> _Directive_:
List every line in this data where the string "Harvested" occurs.

Dataset records on visual material
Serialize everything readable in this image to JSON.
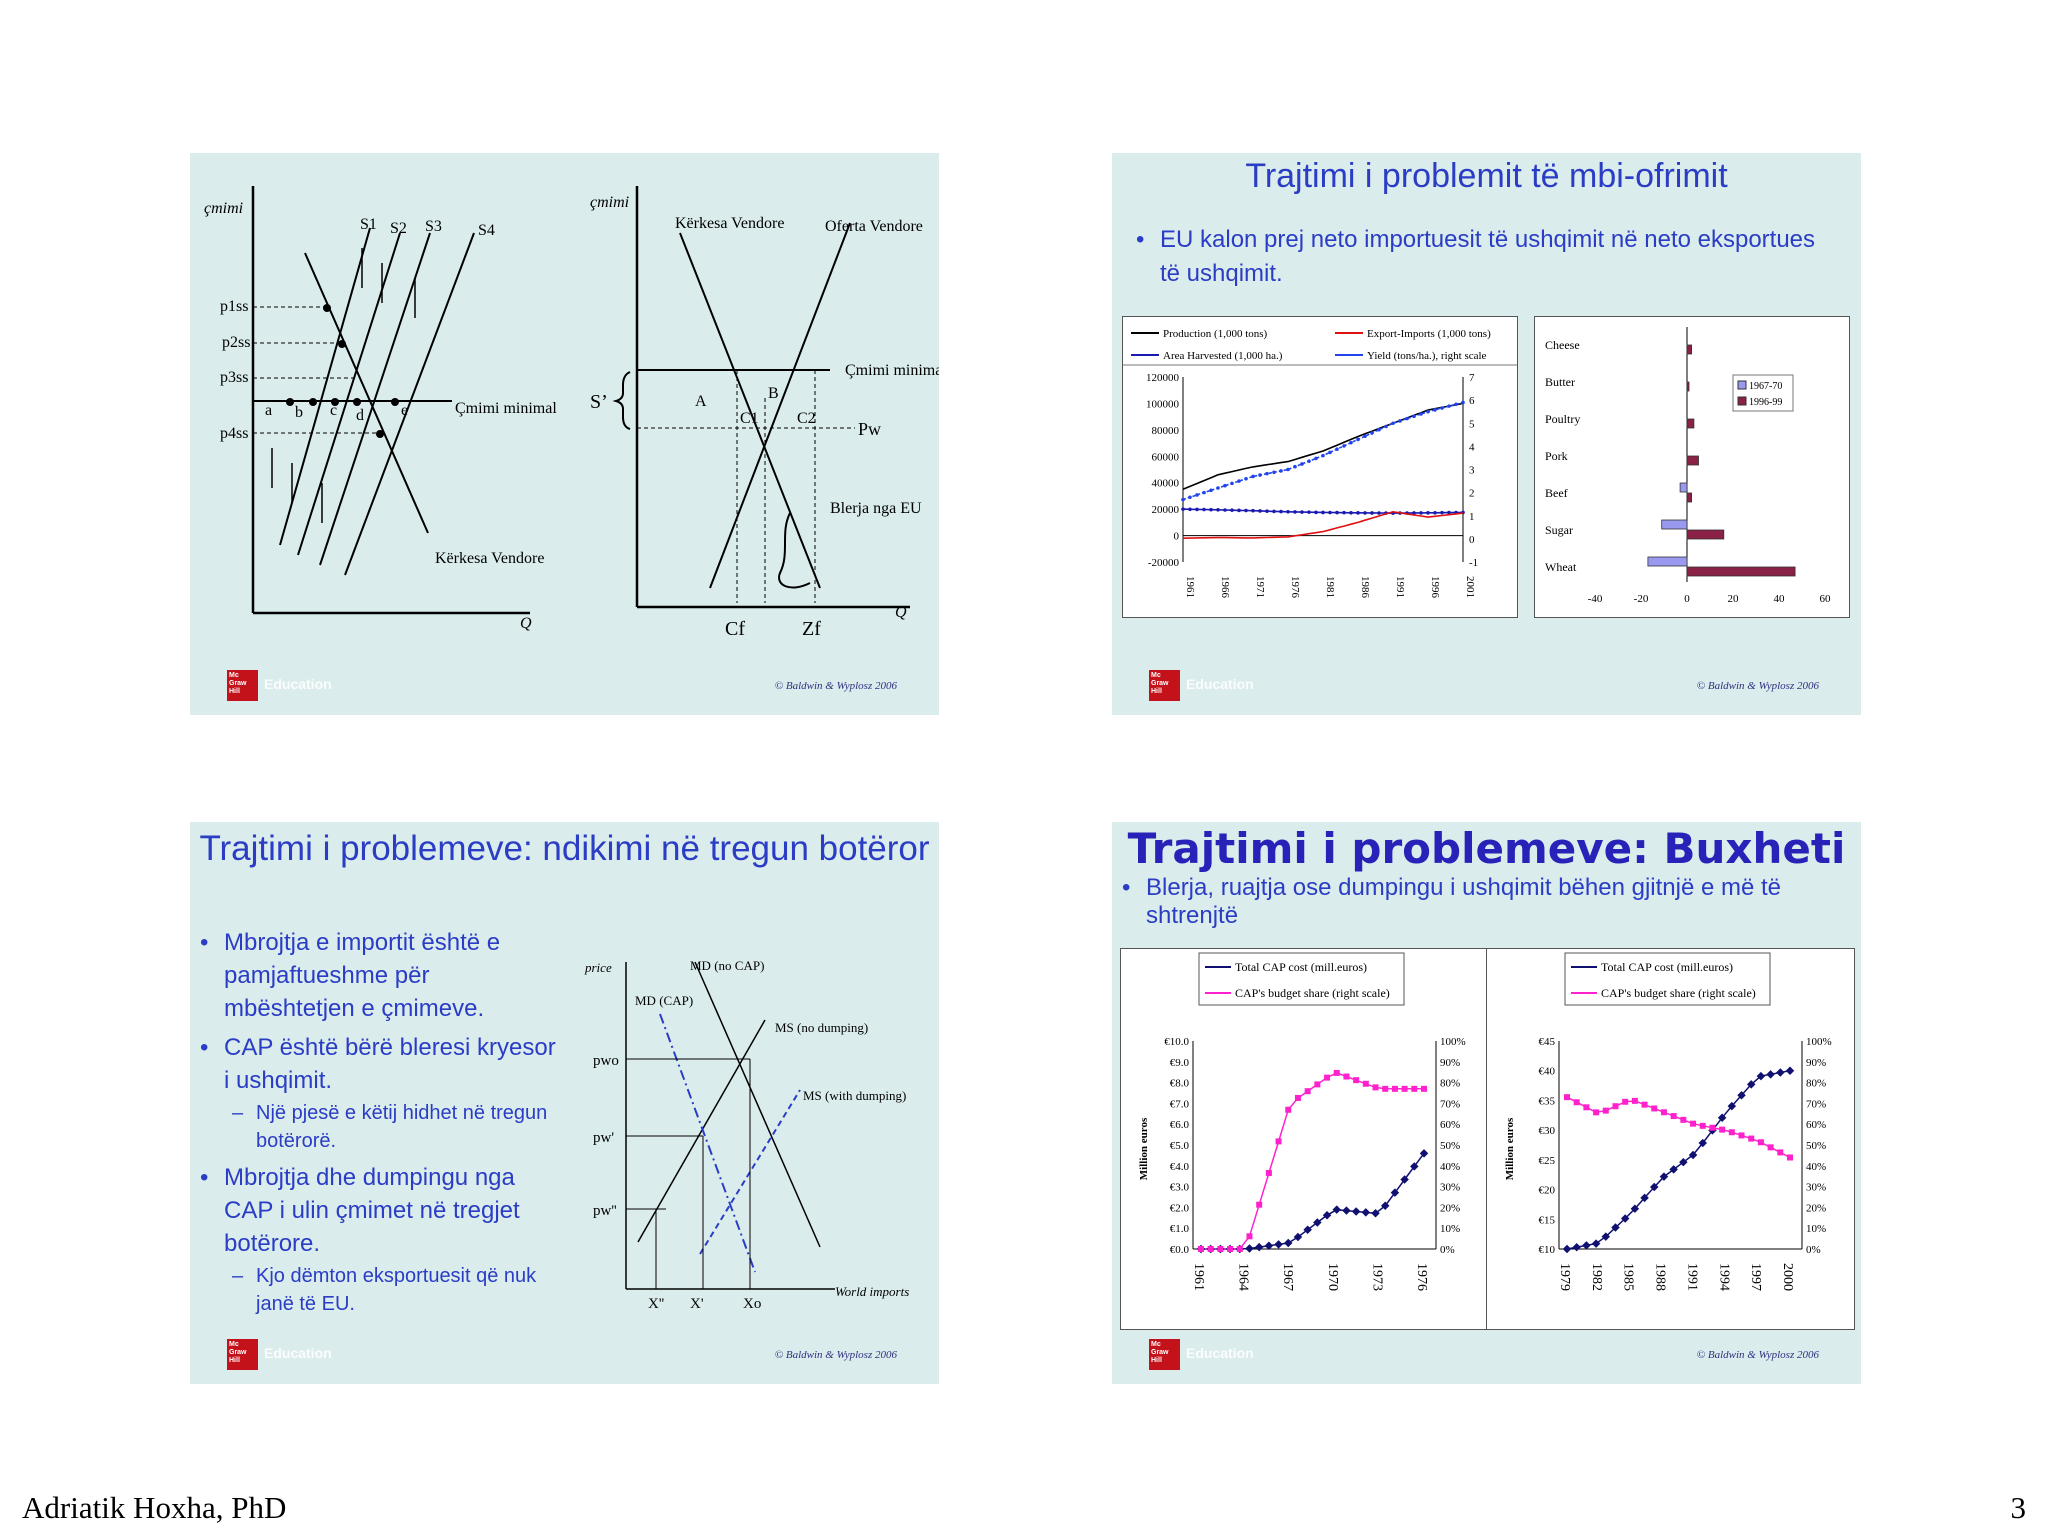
{
  "page": {
    "author": "Adriatik Hoxha, PhD",
    "number": "3"
  },
  "footer": {
    "copyright": "© Baldwin & Wyplosz 2006",
    "logo_text": "Mc Graw Hill",
    "education": "Education"
  },
  "slide1": {
    "left": {
      "ylabel": "çmimi",
      "xlabel": "Q",
      "supply": [
        "S1",
        "S2",
        "S3",
        "S4"
      ],
      "prices": [
        "p1ss",
        "p2ss",
        "p3ss",
        "p4ss"
      ],
      "points": [
        "a",
        "b",
        "c",
        "d",
        "e"
      ],
      "floor": "Çmimi minimal",
      "demand": "Kërkesa Vendore"
    },
    "right": {
      "ylabel": "çmimi",
      "xlabel": "Q",
      "demand": "Kërkesa Vendore",
      "supply": "Oferta Vendore",
      "floor": "Çmimi minimal",
      "sprime": "S’",
      "areas": [
        "A",
        "B",
        "C1",
        "C2"
      ],
      "world": "Pw",
      "purchase": "Blerja nga EU",
      "cf": "Cf",
      "zf": "Zf"
    }
  },
  "slide2": {
    "title": "Trajtimi i problemit të mbi-ofrimit",
    "bullet": "EU kalon prej neto importuesit të ushqimit në neto eksportues të ushqimit.",
    "legend1": [
      "Production (1,000 tons)",
      "Export-Imports (1,000 tons)",
      "Area Harvested (1,000 ha.)",
      "Yield (tons/ha.), right scale"
    ],
    "legend2": [
      "1967-70",
      "1996-99"
    ]
  },
  "slide3": {
    "title": "Trajtimi i problemeve: ndikimi në tregun botëror",
    "bullets": [
      {
        "level": 1,
        "text": "Mbrojtja e importit është e pamjaftueshme për mbështetjen e çmimeve."
      },
      {
        "level": 1,
        "text": "CAP është bërë bleresi kryesor i ushqimit."
      },
      {
        "level": 2,
        "text": "Një pjesë e këtij hidhet në tregun botërorë."
      },
      {
        "level": 1,
        "text": "Mbrojtja dhe dumpingu nga CAP i ulin çmimet në tregjet botërore."
      },
      {
        "level": 2,
        "text": "Kjo dëmton eksportuesit që nuk janë të EU."
      }
    ],
    "diagram": {
      "ylabel": "price",
      "md_nocap": "MD (no CAP)",
      "md_cap": "MD (CAP)",
      "ms_no": "MS (no dumping)",
      "ms_with": "MS (with dumping)",
      "prices": [
        "pwo",
        "pw'",
        "pw''"
      ],
      "xticks": [
        "X''",
        "X'",
        "Xo"
      ],
      "xlabel": "World imports"
    }
  },
  "slide4": {
    "title": "Trajtimi i problemeve: Buxheti",
    "bullet": "Blerja, ruajtja ose dumpingu i ushqimit bëhen gjitnjë e më të shtrenjtë",
    "legend": [
      "Total CAP cost (mill.euros)",
      "CAP's budget share (right scale)"
    ],
    "ylabel": "Million euros"
  },
  "chart_data": [
    {
      "type": "line",
      "title": "",
      "x": [
        "1961",
        "1966",
        "1971",
        "1976",
        "1981",
        "1986",
        "1991",
        "1996",
        "2001"
      ],
      "series": [
        {
          "name": "Production (1,000 tons)",
          "values": [
            35000,
            46000,
            52000,
            56000,
            64000,
            75000,
            85000,
            95000,
            100000
          ]
        },
        {
          "name": "Area Harvested (1,000 ha.)",
          "values": [
            20000,
            19500,
            18800,
            18000,
            17500,
            17200,
            17000,
            17200,
            17500
          ]
        },
        {
          "name": "Export-Imports (1,000 tons)",
          "values": [
            -2000,
            -1500,
            -1800,
            -1000,
            3000,
            10000,
            18000,
            14000,
            17000
          ]
        },
        {
          "name": "Yield (tons/ha.), right scale",
          "values": [
            1.7,
            2.2,
            2.7,
            3.0,
            3.6,
            4.3,
            5.0,
            5.5,
            5.9
          ]
        }
      ],
      "ylim": [
        -20000,
        120000
      ],
      "y2lim": [
        -1,
        7
      ]
    },
    {
      "type": "bar",
      "title": "",
      "categories": [
        "Cheese",
        "Butter",
        "Poultry",
        "Pork",
        "Beef",
        "Sugar",
        "Wheat"
      ],
      "series": [
        {
          "name": "1967-70",
          "values": [
            0,
            0,
            0,
            0,
            -3,
            -11,
            -17
          ]
        },
        {
          "name": "1996-99",
          "values": [
            2,
            0.5,
            3,
            5,
            2,
            16,
            47
          ]
        }
      ],
      "xlim": [
        -40,
        60
      ]
    },
    {
      "type": "line",
      "title": "",
      "x": [
        "1961",
        "1964",
        "1967",
        "1970",
        "1973",
        "1976"
      ],
      "series": [
        {
          "name": "Total CAP cost (mill.euros)",
          "values": [
            0,
            0,
            0.3,
            1.9,
            1.7,
            4.6
          ]
        },
        {
          "name": "CAP's budget share (right scale)",
          "values": [
            0,
            0,
            70,
            85,
            77,
            77
          ]
        }
      ],
      "ylim": [
        0,
        10
      ],
      "y2lim": [
        0,
        100
      ],
      "ylabel": "Million euros"
    },
    {
      "type": "line",
      "title": "",
      "x": [
        "1979",
        "1982",
        "1985",
        "1988",
        "1991",
        "1994",
        "1997",
        "2000"
      ],
      "series": [
        {
          "name": "Total CAP cost (mill.euros)",
          "values": [
            10,
            11,
            16,
            22,
            26,
            33,
            39,
            40
          ]
        },
        {
          "name": "CAP's budget share (right scale)",
          "values": [
            73,
            65,
            72,
            66,
            60,
            57,
            52,
            44
          ]
        }
      ],
      "ylim": [
        10,
        45
      ],
      "y2lim": [
        0,
        100
      ],
      "ylabel": "Million euros"
    }
  ]
}
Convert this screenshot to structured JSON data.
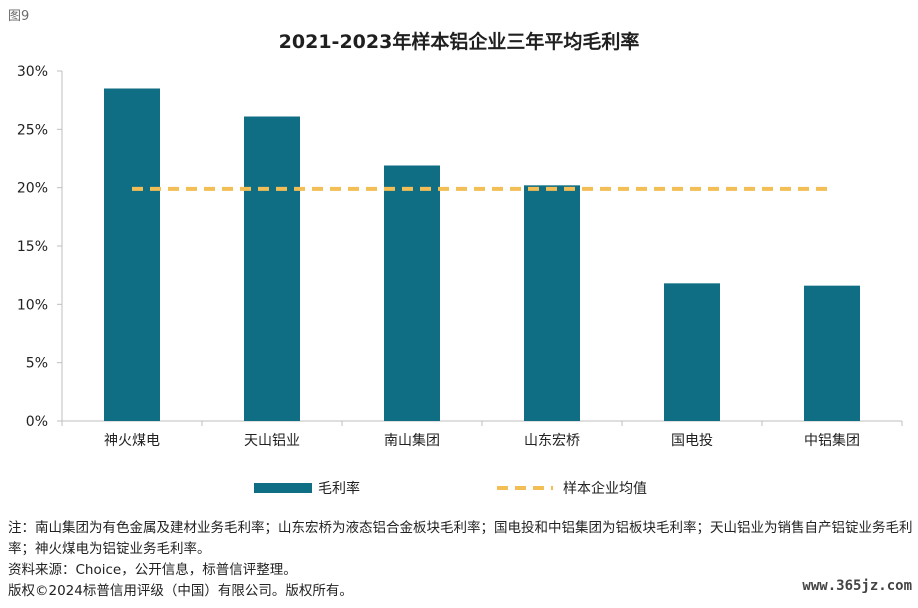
{
  "figure_label": "图9",
  "chart_data": {
    "type": "bar",
    "title": "2021-2023年样本铝企业三年平均毛利率",
    "categories": [
      "神火煤电",
      "天山铝业",
      "南山集团",
      "山东宏桥",
      "国电投",
      "中铝集团"
    ],
    "series": [
      {
        "name": "毛利率",
        "type": "bar",
        "color": "#0f6e84",
        "values": [
          28.5,
          26.1,
          21.9,
          20.2,
          11.8,
          11.6
        ]
      },
      {
        "name": "样本企业均值",
        "type": "line",
        "style": "dashed",
        "color": "#f2be55",
        "values": [
          19.9,
          19.9,
          19.9,
          19.9,
          19.9,
          19.9
        ]
      }
    ],
    "y_ticks": [
      "0%",
      "5%",
      "10%",
      "15%",
      "20%",
      "25%",
      "30%"
    ],
    "ylim": [
      0,
      30
    ],
    "y_unit": "%",
    "grid": false,
    "legend_position": "bottom"
  },
  "notes": [
    "注：南山集团为有色金属及建材业务毛利率；山东宏桥为液态铝合金板块毛利率；国电投和中铝集团为铝板块毛利率；天山铝业为销售自产铝锭业务毛利率；神火煤电为铝锭业务毛利率。",
    "资料来源：Choice，公开信息，标普信评整理。",
    "版权©2024标普信用评级（中国）有限公司。版权所有。"
  ],
  "watermark": "www.365jz.com"
}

> _Exercise answer_:
      "Area Harvested (1,000 ha.)",
          "name": "Area Harvested (1,000 ha.)",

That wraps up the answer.